• Dataset entries:
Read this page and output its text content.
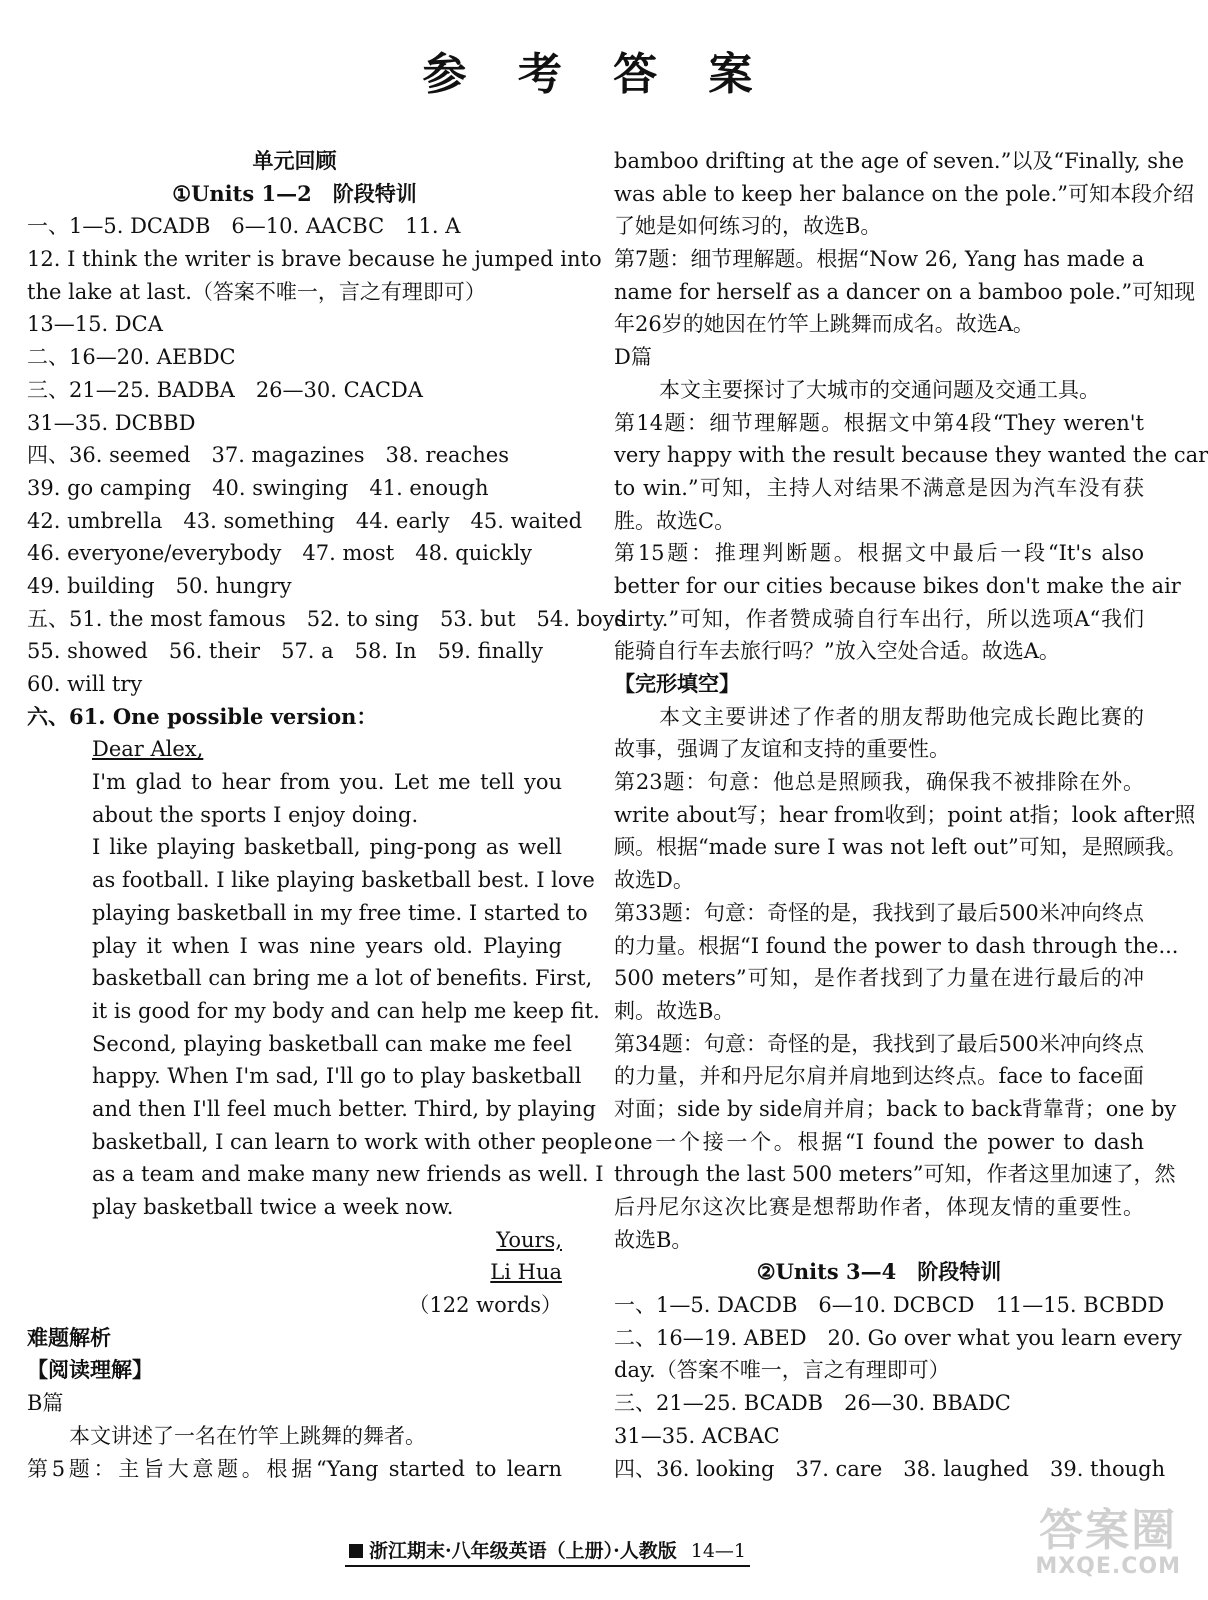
参 考 答 案
单元回顾
①Units 1—2　阶段特训
一、1—5. DCADB　6—10. AACBC　11. A
12. I think the writer is brave because he jumped into
the lake at last.（答案不唯一，言之有理即可）
13—15. DCA
二、16—20. AEBDC
三、21—25. BADBA　26—30. CACDA
31—35. DCBBD
四、36. seemed　37. magazines　38. reaches
39. go camping　40. swinging　41. enough
42. umbrella　43. something　44. early　45. waited
46. everyone/everybody　47. most　48. quickly
49. building　50. hungry
五、51. the most famous　52. to sing　53. but　54. boys
55. showed　56. their　57. a　58. In　59. finally
60. will try
六、61. One possible version：
Dear Alex,
I'm glad to hear from you. Let me tell you
about the sports I enjoy doing.
I like playing basketball, ping-pong as well
as football. I like playing basketball best. I love
playing basketball in my free time. I started to
play it when I was nine years old. Playing
basketball can bring me a lot of benefits. First,
it is good for my body and can help me keep fit.
Second, playing basketball can make me feel
happy. When I'm sad, I'll go to play basketball
and then I'll feel much better. Third, by playing
basketball, I can learn to work with other people
as a team and make many new friends as well. I
play basketball twice a week now.
Yours,
Li Hua
（122 words）
难题解析
【阅读理解】
B篇
本文讲述了一名在竹竿上跳舞的舞者。
第5题：主旨大意题。根据“Yang started to learn
bamboo drifting at the age of seven.”以及“Finally, she
was able to keep her balance on the pole.”可知本段介绍
了她是如何练习的，故选B。
第7题：细节理解题。根据“Now 26, Yang has made a
name for herself as a dancer on a bamboo pole.”可知现
年26岁的她因在竹竿上跳舞而成名。故选A。
D篇
本文主要探讨了大城市的交通问题及交通工具。
第14题：细节理解题。根据文中第4段“They weren't
very happy with the result because they wanted the car
to win.”可知，主持人对结果不满意是因为汽车没有获
胜。故选C。
第15题：推理判断题。根据文中最后一段“It's also
better for our cities because bikes don't make the air
dirty.”可知，作者赞成骑自行车出行，所以选项A“我们
能骑自行车去旅行吗？”放入空处合适。故选A。
【完形填空】
本文主要讲述了作者的朋友帮助他完成长跑比赛的
故事，强调了友谊和支持的重要性。
第23题：句意：他总是照顾我，确保我不被排除在外。
write about写；hear from收到；point at指；look after照
顾。根据“made sure I was not left out”可知，是照顾我。
故选D。
第33题：句意：奇怪的是，我找到了最后500米冲向终点
的力量。根据“I found the power to dash through the...
500 meters”可知，是作者找到了力量在进行最后的冲
刺。故选B。
第34题：句意：奇怪的是，我找到了最后500米冲向终点
的力量，并和丹尼尔肩并肩地到达终点。face to face面
对面；side by side肩并肩；back to back背靠背；one by
one一个接一个。根据“I found the power to dash
through the last 500 meters”可知，作者这里加速了，然
后丹尼尔这次比赛是想帮助作者，体现友情的重要性。
故选B。
②Units 3—4　阶段特训
一、1—5. DACDB　6—10. DCBCD　11—15. BCBDD
二、16—19. ABED　20. Go over what you learn every
day.（答案不唯一，言之有理即可）
三、21—25. BCADB　26—30. BBADC
31—35. ACBAC
四、36. looking　37. care　38. laughed　39. though
浙江期末·八年级英语（上册）·人教版 14—1	答案圈
MXQE.COM
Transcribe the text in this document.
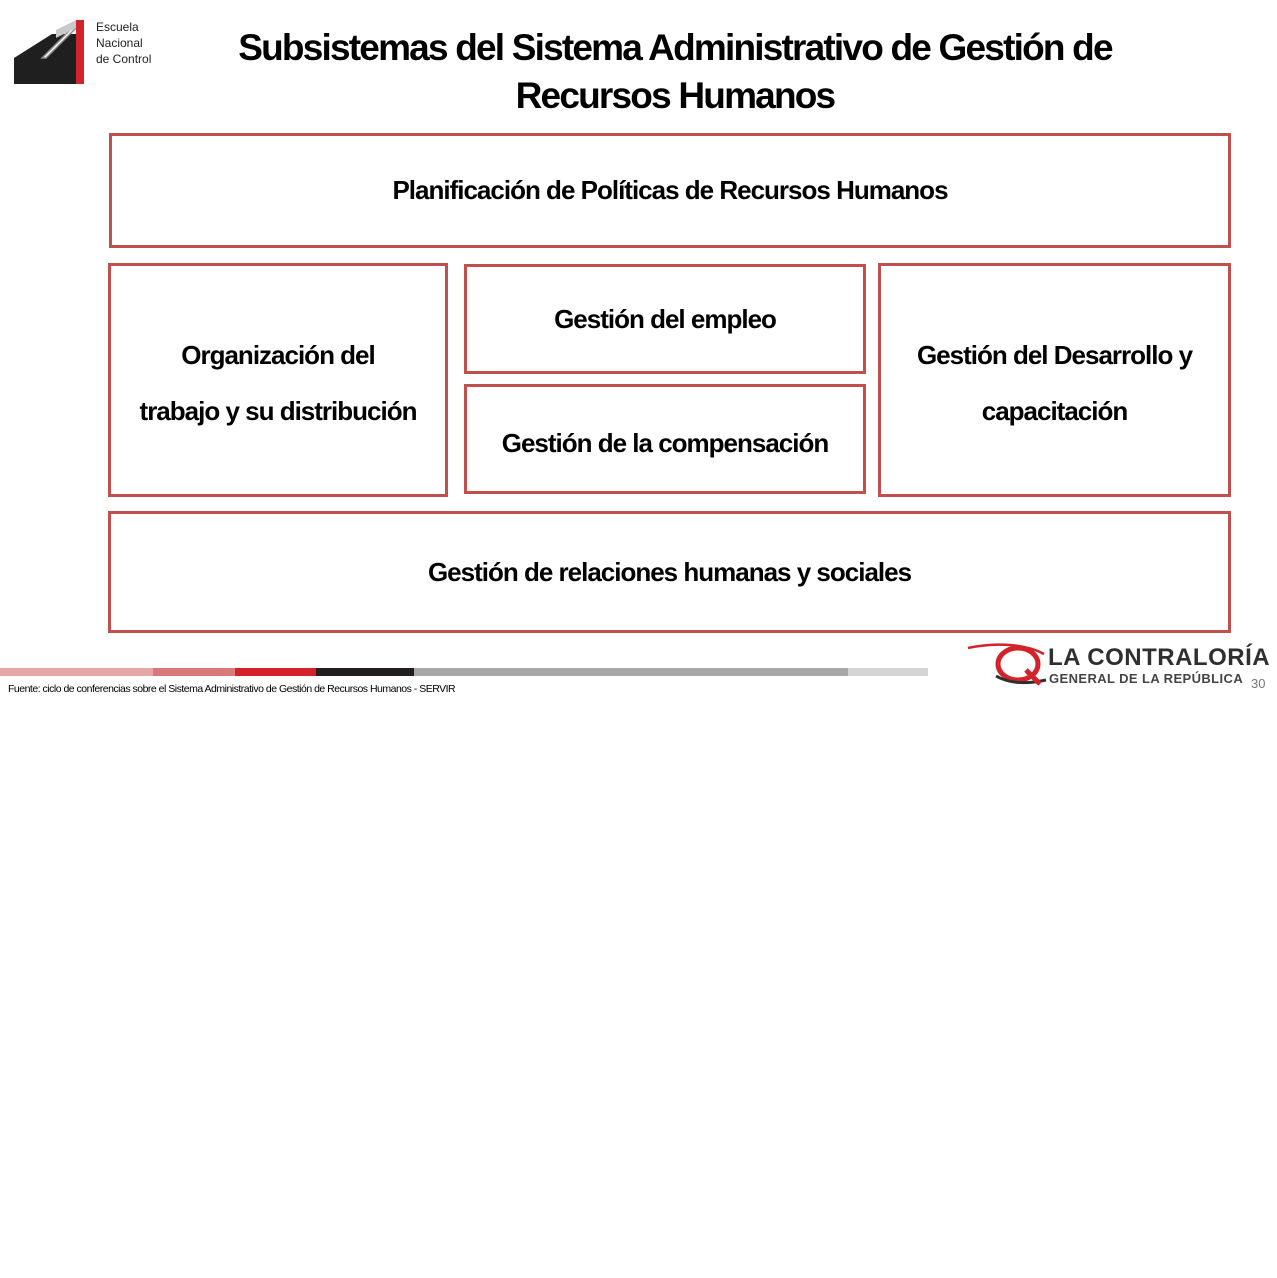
Escuela
Nacional
de Control	Subsistemas del Sistema Administrativo de Gestión de
Recursos Humanos
Planificación de Políticas de Recursos Humanos
Organización del
trabajo y su distribución
Gestión del empleo
Gestión de la compensación
Gestión del Desarrollo y
capacitación
Gestión de relaciones humanas y sociales
Fuente: ciclo de conferencias sobre el Sistema Administrativo de Gestión de Recursos Humanos - SERVIR	30
LA CONTRALORÍA
GENERAL DE LA REPÚBLICA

• Your objective:
Copy the listing in full and without alteration, omitting every picture.

• Expected output:
Read this page and output its text content.
参 考 答 案
单元回顾
①Units 1—2　阶段特训
一、1—5. DCADB　6—10. AACBC　11. A
12. I think the writer is brave because he jumped into
the lake at last.（答案不唯一，言之有理即可）
13—15. DCA
二、16—20. AEBDC
三、21—25. BADBA　26—30. CACDA
31—35. DCBBD
四、36. seemed　37. magazines　38. reaches
39. go camping　40. swinging　41. enough
42. umbrella　43. something　44. early　45. waited
46. everyone/everybody　47. most　48. quickly
49. building　50. hungry
五、51. the most famous　52. to sing　53. but　54. boys
55. showed　56. their　57. a　58. In　59. finally
60. will try
六、61. One possible version：
Dear Alex,
I'm glad to hear from you. Let me tell you
about the sports I enjoy doing.
I like playing basketball, ping-pong as well
as football. I like playing basketball best. I love
playing basketball in my free time. I started to
play it when I was nine years old. Playing
basketball can bring me a lot of benefits. First,
it is good for my body and can help me keep fit.
Second, playing basketball can make me feel
happy. When I'm sad, I'll go to play basketball
and then I'll feel much better. Third, by playing
basketball, I can learn to work with other people
as a team and make many new friends as well. I
play basketball twice a week now.
Yours,
Li Hua
（122 words）
难题解析
【阅读理解】
B篇
本文讲述了一名在竹竿上跳舞的舞者。
第5题：主旨大意题。根据“Yang started to learn
bamboo drifting at the age of seven.”以及“Finally, she
was able to keep her balance on the pole.”可知本段介绍
了她是如何练习的，故选B。
第7题：细节理解题。根据“Now 26, Yang has made a
name for herself as a dancer on a bamboo pole.”可知现
年26岁的她因在竹竿上跳舞而成名。故选A。
D篇
本文主要探讨了大城市的交通问题及交通工具。
第14题：细节理解题。根据文中第4段“They weren't
very happy with the result because they wanted the car
to win.”可知，主持人对结果不满意是因为汽车没有获
胜。故选C。
第15题：推理判断题。根据文中最后一段“It's also
better for our cities because bikes don't make the air
dirty.”可知，作者赞成骑自行车出行，所以选项A“我们
能骑自行车去旅行吗？”放入空处合适。故选A。
【完形填空】
本文主要讲述了作者的朋友帮助他完成长跑比赛的
故事，强调了友谊和支持的重要性。
第23题：句意：他总是照顾我，确保我不被排除在外。
write about写；hear from收到；point at指；look after照
顾。根据“made sure I was not left out”可知，是照顾我。
故选D。
第33题：句意：奇怪的是，我找到了最后500米冲向终点
的力量。根据“I found the power to dash through the...
500 meters”可知，是作者找到了力量在进行最后的冲
刺。故选B。
第34题：句意：奇怪的是，我找到了最后500米冲向终点
的力量，并和丹尼尔肩并肩地到达终点。face to face面
对面；side by side肩并肩；back to back背靠背；one by
one一个接一个。根据“I found the power to dash
through the last 500 meters”可知，作者这里加速了，然
后丹尼尔这次比赛是想帮助作者，体现友情的重要性。
故选B。
②Units 3—4　阶段特训
一、1—5. DACDB　6—10. DCBCD　11—15. BCBDD
二、16—19. ABED　20. Go over what you learn every
day.（答案不唯一，言之有理即可）
三、21—25. BCADB　26—30. BBADC
31—35. ACBAC
四、36. looking　37. care　38. laughed　39. though
浙江期末·八年级英语（上册）·人教版 14—1	答案圈
MXQE.COM
Transcribe the text in this document.
Escuela
Nacional
de Control	Subsistemas del Sistema Administrativo de Gestión de
Recursos Humanos
Planificación de Políticas de Recursos Humanos
Organización del
trabajo y su distribución
Gestión del empleo
Gestión de la compensación
Gestión del Desarrollo y
capacitación
Gestión de relaciones humanas y sociales
Fuente: ciclo de conferencias sobre el Sistema Administrativo de Gestión de Recursos Humanos - SERVIR	30
LA CONTRALORÍA
GENERAL DE LA REPÚBLICA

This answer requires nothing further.